**What you will do**
Where a line below holds the string "Gorditas", copy that line.

**Saved data entries**
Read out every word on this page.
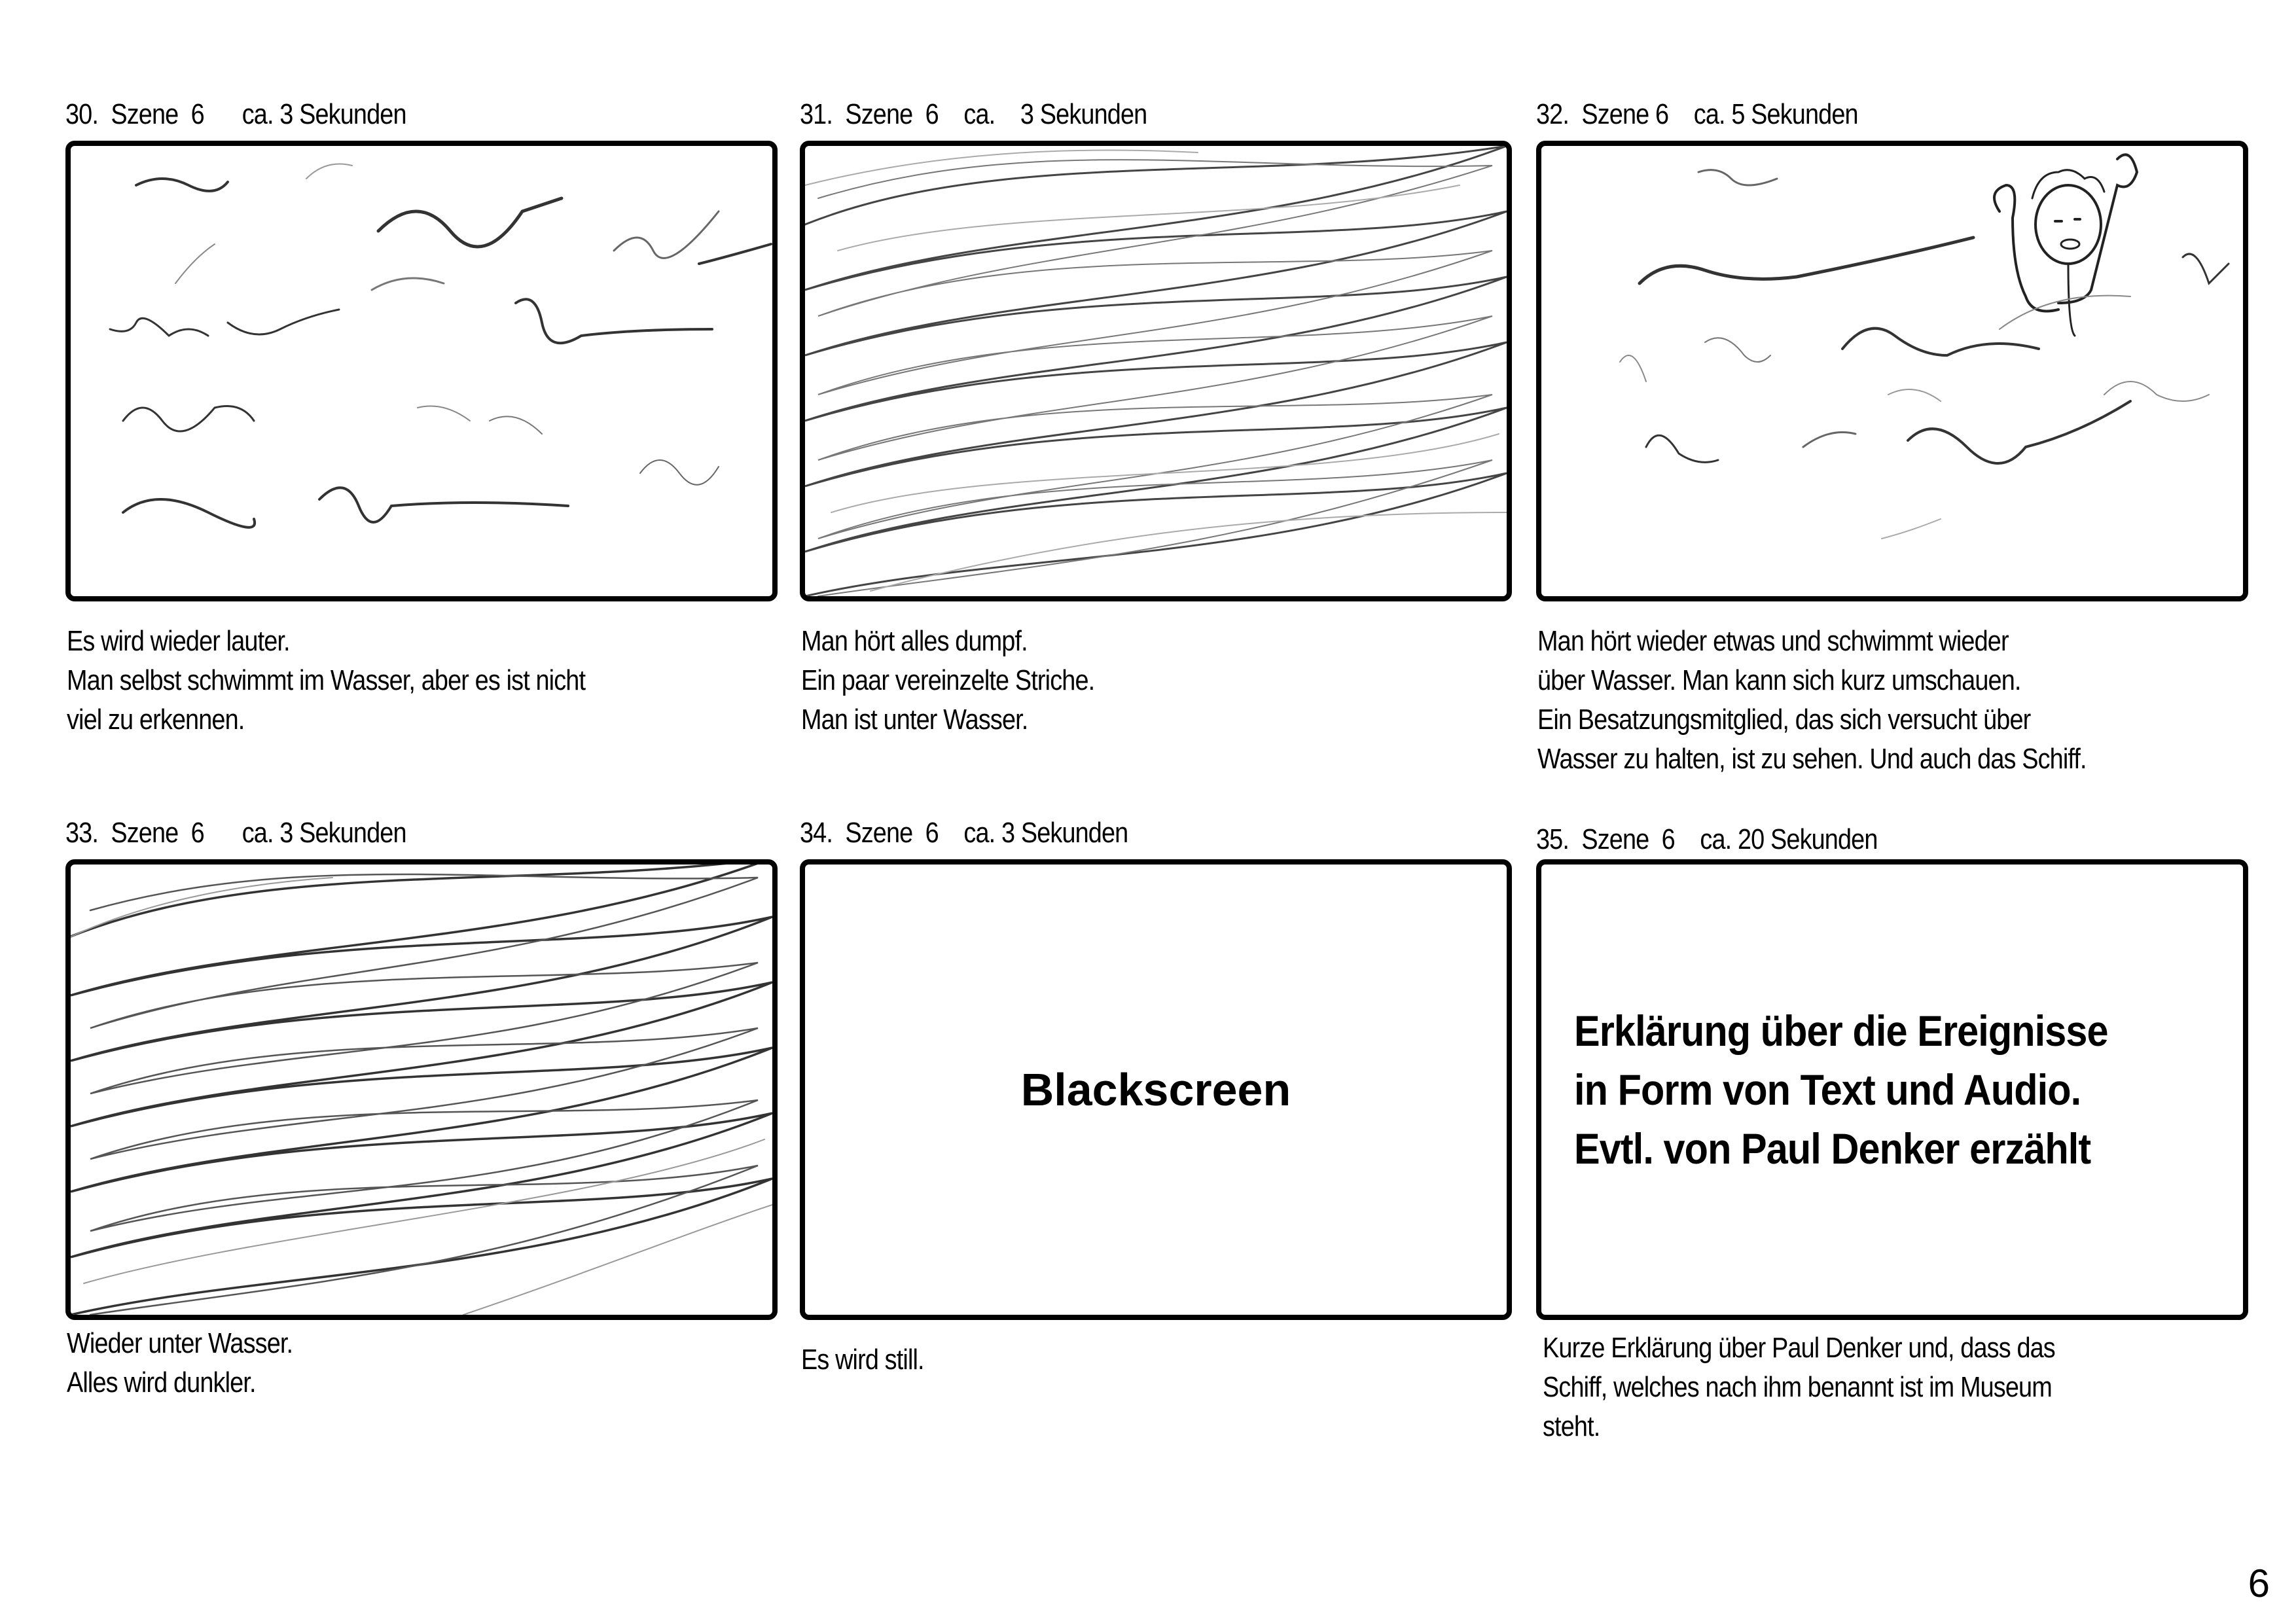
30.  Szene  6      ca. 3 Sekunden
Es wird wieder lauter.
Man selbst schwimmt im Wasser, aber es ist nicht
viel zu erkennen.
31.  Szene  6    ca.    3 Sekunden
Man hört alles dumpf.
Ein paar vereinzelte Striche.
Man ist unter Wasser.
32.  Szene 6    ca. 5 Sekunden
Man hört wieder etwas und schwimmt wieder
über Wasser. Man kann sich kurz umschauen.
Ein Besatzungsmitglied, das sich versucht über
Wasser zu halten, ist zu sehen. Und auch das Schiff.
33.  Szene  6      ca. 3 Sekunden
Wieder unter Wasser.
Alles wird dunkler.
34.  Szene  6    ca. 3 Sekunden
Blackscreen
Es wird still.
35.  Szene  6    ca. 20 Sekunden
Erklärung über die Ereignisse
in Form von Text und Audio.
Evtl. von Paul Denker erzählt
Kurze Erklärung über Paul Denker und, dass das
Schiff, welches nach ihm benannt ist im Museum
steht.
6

---

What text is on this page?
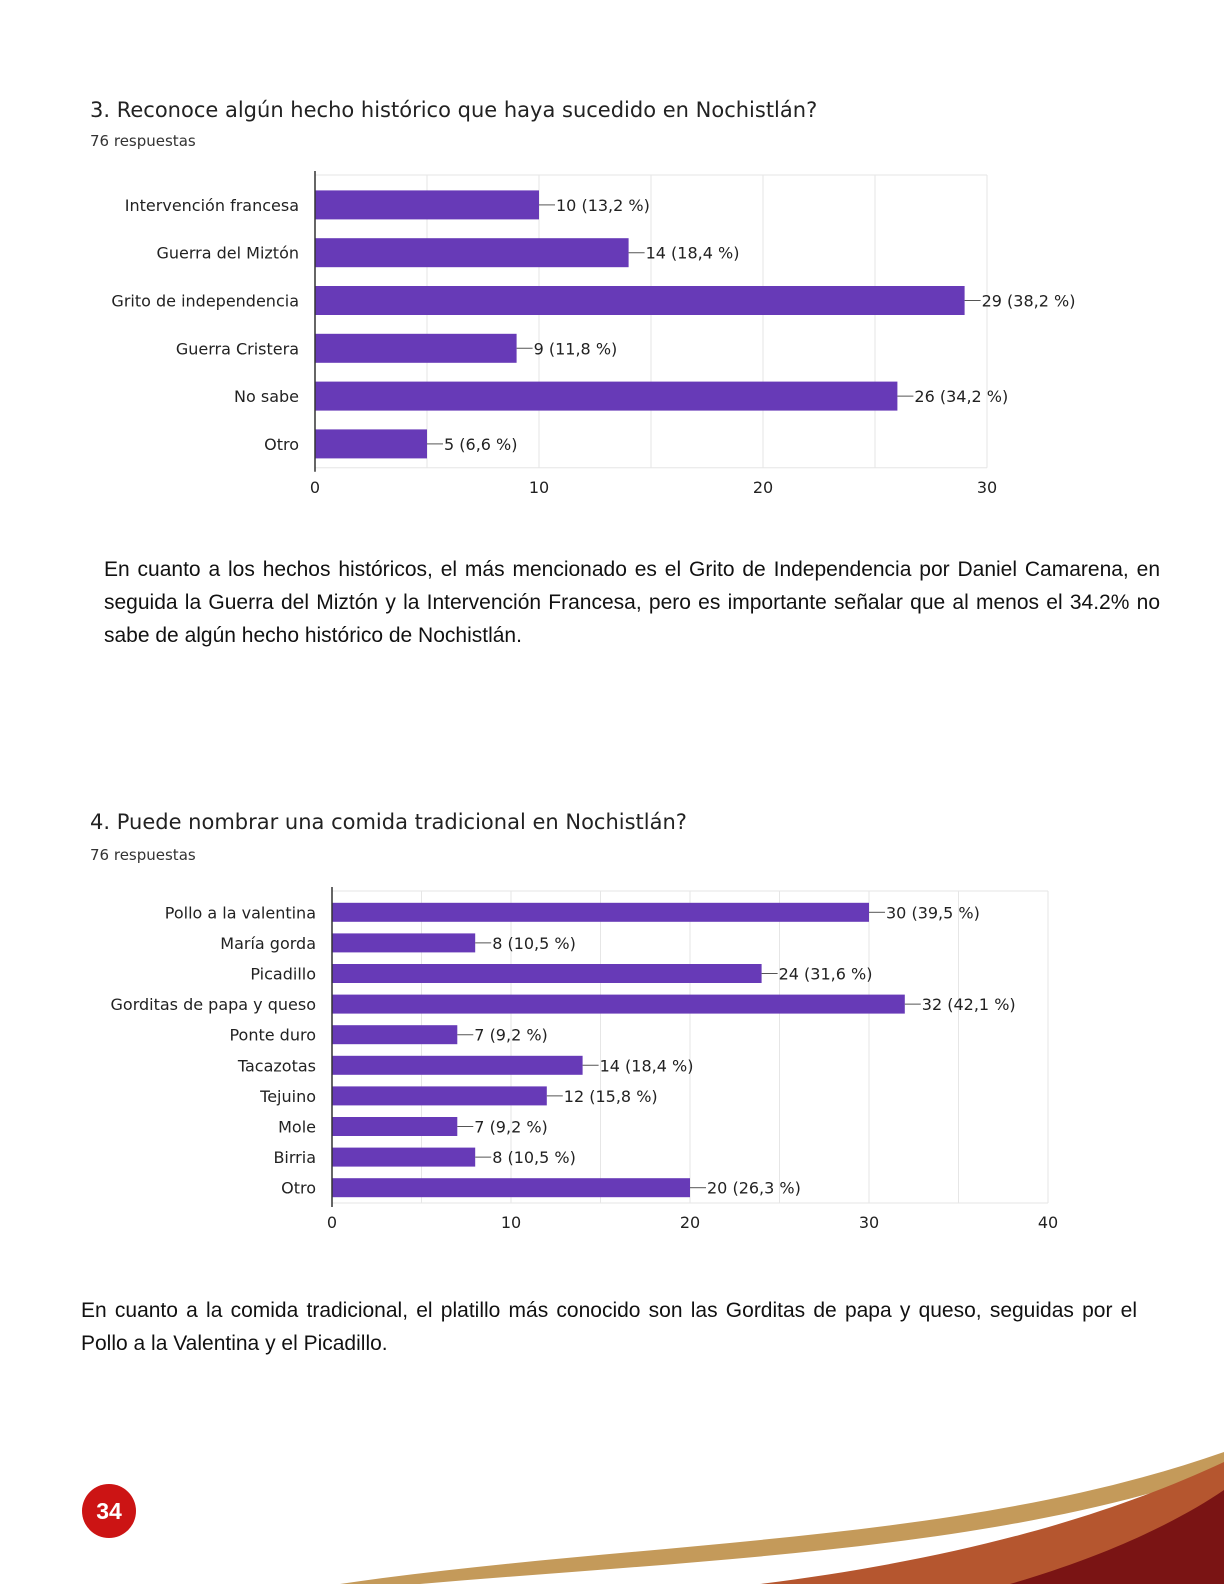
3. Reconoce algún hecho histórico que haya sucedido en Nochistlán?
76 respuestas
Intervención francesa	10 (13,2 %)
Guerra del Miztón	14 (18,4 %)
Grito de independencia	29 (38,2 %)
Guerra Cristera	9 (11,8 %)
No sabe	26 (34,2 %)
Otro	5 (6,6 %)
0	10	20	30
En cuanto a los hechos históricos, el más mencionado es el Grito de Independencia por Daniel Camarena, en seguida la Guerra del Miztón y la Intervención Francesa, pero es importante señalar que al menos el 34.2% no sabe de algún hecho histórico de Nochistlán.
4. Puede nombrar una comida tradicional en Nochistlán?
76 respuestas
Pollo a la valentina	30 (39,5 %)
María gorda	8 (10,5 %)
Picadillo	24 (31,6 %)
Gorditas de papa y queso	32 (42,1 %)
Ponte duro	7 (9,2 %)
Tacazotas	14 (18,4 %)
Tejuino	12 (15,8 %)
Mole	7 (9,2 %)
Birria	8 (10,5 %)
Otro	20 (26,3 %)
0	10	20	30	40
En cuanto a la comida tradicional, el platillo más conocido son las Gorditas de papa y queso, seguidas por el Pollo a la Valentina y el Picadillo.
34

**Written reply**
Gorditas de papa y queso	32 (42,1 %)
En cuanto a la comida tradicional, el platillo más conocido son las Gorditas de papa y queso, seguidas por el Pollo a la Valentina y el Picadillo.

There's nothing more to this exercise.